** Begin Record excerpts **

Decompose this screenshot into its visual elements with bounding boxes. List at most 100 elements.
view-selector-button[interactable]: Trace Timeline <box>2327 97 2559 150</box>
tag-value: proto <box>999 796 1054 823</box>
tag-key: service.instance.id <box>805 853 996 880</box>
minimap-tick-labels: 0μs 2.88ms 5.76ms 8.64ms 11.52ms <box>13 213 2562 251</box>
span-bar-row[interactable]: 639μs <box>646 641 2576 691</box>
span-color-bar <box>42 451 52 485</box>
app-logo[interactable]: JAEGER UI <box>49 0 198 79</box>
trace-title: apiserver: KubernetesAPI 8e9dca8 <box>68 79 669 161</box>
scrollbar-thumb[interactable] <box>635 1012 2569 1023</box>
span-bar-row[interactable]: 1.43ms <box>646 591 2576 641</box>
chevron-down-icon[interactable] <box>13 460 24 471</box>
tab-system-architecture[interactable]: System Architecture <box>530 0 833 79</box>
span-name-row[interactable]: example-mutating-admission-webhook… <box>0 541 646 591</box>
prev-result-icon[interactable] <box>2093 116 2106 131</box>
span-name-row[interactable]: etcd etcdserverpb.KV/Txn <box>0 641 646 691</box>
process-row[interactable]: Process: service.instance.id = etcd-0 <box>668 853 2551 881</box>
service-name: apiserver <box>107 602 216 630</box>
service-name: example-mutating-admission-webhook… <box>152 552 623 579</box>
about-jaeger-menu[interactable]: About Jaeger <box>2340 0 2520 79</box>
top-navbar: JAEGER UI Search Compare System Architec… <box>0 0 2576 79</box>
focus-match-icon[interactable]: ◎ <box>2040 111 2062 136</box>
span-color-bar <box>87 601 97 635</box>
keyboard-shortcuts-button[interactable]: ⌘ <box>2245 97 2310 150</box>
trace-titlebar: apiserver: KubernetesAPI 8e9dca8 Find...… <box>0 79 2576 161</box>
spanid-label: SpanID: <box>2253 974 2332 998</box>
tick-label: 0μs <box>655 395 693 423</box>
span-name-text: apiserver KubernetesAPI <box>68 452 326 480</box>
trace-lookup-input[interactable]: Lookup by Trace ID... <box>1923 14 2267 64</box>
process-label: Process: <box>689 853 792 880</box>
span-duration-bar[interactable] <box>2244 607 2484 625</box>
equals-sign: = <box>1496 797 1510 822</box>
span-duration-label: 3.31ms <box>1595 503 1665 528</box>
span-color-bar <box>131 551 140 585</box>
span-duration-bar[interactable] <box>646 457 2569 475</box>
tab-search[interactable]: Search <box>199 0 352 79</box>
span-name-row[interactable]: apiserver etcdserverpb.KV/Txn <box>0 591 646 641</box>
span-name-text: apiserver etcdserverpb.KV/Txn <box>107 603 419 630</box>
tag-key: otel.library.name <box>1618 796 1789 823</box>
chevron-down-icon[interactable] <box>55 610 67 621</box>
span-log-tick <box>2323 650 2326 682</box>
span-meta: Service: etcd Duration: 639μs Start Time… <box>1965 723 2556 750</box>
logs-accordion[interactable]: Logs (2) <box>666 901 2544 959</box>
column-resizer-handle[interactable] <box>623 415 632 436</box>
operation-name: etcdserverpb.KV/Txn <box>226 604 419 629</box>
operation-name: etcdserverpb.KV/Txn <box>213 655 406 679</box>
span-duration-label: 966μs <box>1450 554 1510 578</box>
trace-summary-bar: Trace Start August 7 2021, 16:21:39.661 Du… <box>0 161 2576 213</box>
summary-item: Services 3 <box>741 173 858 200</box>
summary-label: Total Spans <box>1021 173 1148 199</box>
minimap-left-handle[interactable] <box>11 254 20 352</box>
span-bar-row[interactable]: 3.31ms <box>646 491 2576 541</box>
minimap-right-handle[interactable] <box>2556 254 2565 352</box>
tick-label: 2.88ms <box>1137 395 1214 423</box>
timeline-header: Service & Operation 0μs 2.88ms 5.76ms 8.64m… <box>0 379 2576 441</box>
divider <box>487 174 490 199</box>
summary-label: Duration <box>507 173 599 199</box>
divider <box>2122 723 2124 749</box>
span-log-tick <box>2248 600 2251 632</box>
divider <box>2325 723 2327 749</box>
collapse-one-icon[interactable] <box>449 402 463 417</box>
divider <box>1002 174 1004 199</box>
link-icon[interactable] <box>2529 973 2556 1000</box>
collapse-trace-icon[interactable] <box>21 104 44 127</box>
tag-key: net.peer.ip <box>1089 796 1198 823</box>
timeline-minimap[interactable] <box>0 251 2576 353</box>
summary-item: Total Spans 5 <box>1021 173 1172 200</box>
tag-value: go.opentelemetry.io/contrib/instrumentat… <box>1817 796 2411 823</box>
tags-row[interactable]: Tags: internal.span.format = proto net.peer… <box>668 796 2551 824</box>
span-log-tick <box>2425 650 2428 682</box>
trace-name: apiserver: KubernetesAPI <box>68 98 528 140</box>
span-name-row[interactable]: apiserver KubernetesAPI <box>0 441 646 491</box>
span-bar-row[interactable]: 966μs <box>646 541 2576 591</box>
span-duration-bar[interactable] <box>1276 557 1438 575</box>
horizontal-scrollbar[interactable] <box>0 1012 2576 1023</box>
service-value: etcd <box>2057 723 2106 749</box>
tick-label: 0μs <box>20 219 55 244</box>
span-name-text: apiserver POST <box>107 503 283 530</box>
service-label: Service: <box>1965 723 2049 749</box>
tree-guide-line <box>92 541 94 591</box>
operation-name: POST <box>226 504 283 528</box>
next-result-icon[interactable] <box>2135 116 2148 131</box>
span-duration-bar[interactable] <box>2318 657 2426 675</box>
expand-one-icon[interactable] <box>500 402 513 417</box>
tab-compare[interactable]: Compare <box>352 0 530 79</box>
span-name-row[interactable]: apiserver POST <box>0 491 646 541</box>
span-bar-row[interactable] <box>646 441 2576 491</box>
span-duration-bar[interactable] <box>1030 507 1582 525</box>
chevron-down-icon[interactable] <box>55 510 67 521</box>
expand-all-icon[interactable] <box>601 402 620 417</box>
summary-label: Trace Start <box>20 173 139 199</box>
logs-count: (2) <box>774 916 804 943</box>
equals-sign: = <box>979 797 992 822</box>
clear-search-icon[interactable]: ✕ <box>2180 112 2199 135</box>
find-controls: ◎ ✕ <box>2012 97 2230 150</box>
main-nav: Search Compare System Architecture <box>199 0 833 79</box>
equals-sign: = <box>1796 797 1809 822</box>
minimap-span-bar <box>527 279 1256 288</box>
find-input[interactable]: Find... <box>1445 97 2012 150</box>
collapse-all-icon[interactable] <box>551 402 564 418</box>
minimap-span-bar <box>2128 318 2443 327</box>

** End Record excerpts **

▶ **Aim**:
Quote all of the lines above verbatim, from the first to the last.

▶ **Solution**:
Decompose this screenshot into its visual elements with bounding boxes. List at most 100 elements.
view-selector-button[interactable]: Trace Timeline <box>2327 97 2559 150</box>
tag-value: proto <box>999 796 1054 823</box>
tag-key: service.instance.id <box>805 853 996 880</box>
minimap-tick-labels: 0μs 2.88ms 5.76ms 8.64ms 11.52ms <box>13 213 2562 251</box>
span-bar-row[interactable]: 639μs <box>646 641 2576 691</box>
span-color-bar <box>42 451 52 485</box>
app-logo[interactable]: JAEGER UI <box>49 0 198 79</box>
trace-title: apiserver: KubernetesAPI 8e9dca8 <box>68 79 669 161</box>
scrollbar-thumb[interactable] <box>635 1012 2569 1023</box>
span-bar-row[interactable]: 1.43ms <box>646 591 2576 641</box>
chevron-down-icon[interactable] <box>13 460 24 471</box>
tab-system-architecture[interactable]: System Architecture <box>530 0 833 79</box>
span-name-row[interactable]: example-mutating-admission-webhook… <box>0 541 646 591</box>
prev-result-icon[interactable] <box>2093 116 2106 131</box>
span-name-row[interactable]: etcd etcdserverpb.KV/Txn <box>0 641 646 691</box>
process-row[interactable]: Process: service.instance.id = etcd-0 <box>668 853 2551 881</box>
service-name: apiserver <box>107 602 216 630</box>
service-name: example-mutating-admission-webhook… <box>152 552 623 579</box>
about-jaeger-menu[interactable]: About Jaeger <box>2340 0 2520 79</box>
top-navbar: JAEGER UI Search Compare System Architec… <box>0 0 2576 79</box>
focus-match-icon[interactable]: ◎ <box>2040 111 2062 136</box>
span-color-bar <box>87 601 97 635</box>
keyboard-shortcuts-button[interactable]: ⌘ <box>2245 97 2310 150</box>
trace-titlebar: apiserver: KubernetesAPI 8e9dca8 Find...… <box>0 79 2576 161</box>
spanid-label: SpanID: <box>2253 974 2332 998</box>
tick-label: 0μs <box>655 395 693 423</box>
span-name-text: apiserver KubernetesAPI <box>68 452 326 480</box>
trace-lookup-input[interactable]: Lookup by Trace ID... <box>1923 14 2267 64</box>
process-label: Process: <box>689 853 792 880</box>
span-duration-bar[interactable] <box>2244 607 2484 625</box>
equals-sign: = <box>1496 797 1510 822</box>
span-duration-label: 3.31ms <box>1595 503 1665 528</box>
span-color-bar <box>131 551 140 585</box>
span-duration-bar[interactable] <box>646 457 2569 475</box>
tab-search[interactable]: Search <box>199 0 352 79</box>
span-name-row[interactable]: apiserver etcdserverpb.KV/Txn <box>0 591 646 641</box>
span-name-text: apiserver etcdserverpb.KV/Txn <box>107 603 419 630</box>
tag-key: otel.library.name <box>1618 796 1789 823</box>
chevron-down-icon[interactable] <box>55 610 67 621</box>
span-log-tick <box>2323 650 2326 682</box>
span-meta: Service: etcd Duration: 639μs Start Time… <box>1965 723 2556 750</box>
logs-accordion[interactable]: Logs (2) <box>666 901 2544 959</box>
column-resizer-handle[interactable] <box>623 415 632 436</box>
operation-name: etcdserverpb.KV/Txn <box>226 604 419 629</box>
operation-name: etcdserverpb.KV/Txn <box>213 655 406 679</box>
span-duration-label: 966μs <box>1450 554 1510 578</box>
trace-summary-bar: Trace Start August 7 2021, 16:21:39.661 Du… <box>0 161 2576 213</box>
summary-item: Services 3 <box>741 173 858 200</box>
summary-label: Total Spans <box>1021 173 1148 199</box>
minimap-left-handle[interactable] <box>11 254 20 352</box>
span-bar-row[interactable]: 3.31ms <box>646 491 2576 541</box>
minimap-right-handle[interactable] <box>2556 254 2565 352</box>
tick-label: 2.88ms <box>1137 395 1214 423</box>
timeline-header: Service & Operation 0μs 2.88ms 5.76ms 8.64m… <box>0 379 2576 441</box>
divider <box>487 174 490 199</box>
summary-label: Duration <box>507 173 599 199</box>
divider <box>2122 723 2124 749</box>
span-log-tick <box>2248 600 2251 632</box>
divider <box>2325 723 2327 749</box>
collapse-one-icon[interactable] <box>449 402 463 417</box>
divider <box>1002 174 1004 199</box>
link-icon[interactable] <box>2529 973 2556 1000</box>
collapse-trace-icon[interactable] <box>21 104 44 127</box>
tag-key: net.peer.ip <box>1089 796 1198 823</box>
timeline-minimap[interactable] <box>0 251 2576 353</box>
summary-item: Total Spans 5 <box>1021 173 1172 200</box>
tag-value: go.opentelemetry.io/contrib/instrumentat… <box>1817 796 2411 823</box>
tags-row[interactable]: Tags: internal.span.format = proto net.peer… <box>668 796 2551 824</box>
span-log-tick <box>2425 650 2428 682</box>
trace-name: apiserver: KubernetesAPI <box>68 98 528 140</box>
span-name-row[interactable]: apiserver KubernetesAPI <box>0 441 646 491</box>
span-bar-row[interactable]: 966μs <box>646 541 2576 591</box>
span-duration-bar[interactable] <box>1276 557 1438 575</box>
horizontal-scrollbar[interactable] <box>0 1012 2576 1023</box>
service-value: etcd <box>2057 723 2106 749</box>
tick-label: 0μs <box>20 219 55 244</box>
span-name-text: apiserver POST <box>107 503 283 530</box>
service-label: Service: <box>1965 723 2049 749</box>
tree-guide-line <box>92 541 94 591</box>
operation-name: POST <box>226 504 283 528</box>
next-result-icon[interactable] <box>2135 116 2148 131</box>
span-duration-bar[interactable] <box>2318 657 2426 675</box>
expand-one-icon[interactable] <box>500 402 513 417</box>
tab-compare[interactable]: Compare <box>352 0 530 79</box>
span-name-row[interactable]: apiserver POST <box>0 491 646 541</box>
span-bar-row[interactable] <box>646 441 2576 491</box>
span-duration-bar[interactable] <box>1030 507 1582 525</box>
chevron-down-icon[interactable] <box>55 510 67 521</box>
expand-all-icon[interactable] <box>601 402 620 417</box>
summary-label: Trace Start <box>20 173 139 199</box>
logs-count: (2) <box>774 916 804 943</box>
equals-sign: = <box>979 797 992 822</box>
clear-search-icon[interactable]: ✕ <box>2180 112 2199 135</box>
find-controls: ◎ ✕ <box>2012 97 2230 150</box>
main-nav: Search Compare System Architecture <box>199 0 833 79</box>
equals-sign: = <box>1796 797 1809 822</box>
minimap-span-bar <box>527 279 1256 288</box>
find-input[interactable]: Find... <box>1445 97 2012 150</box>
collapse-all-icon[interactable] <box>551 402 564 418</box>
minimap-span-bar <box>2128 318 2443 327</box>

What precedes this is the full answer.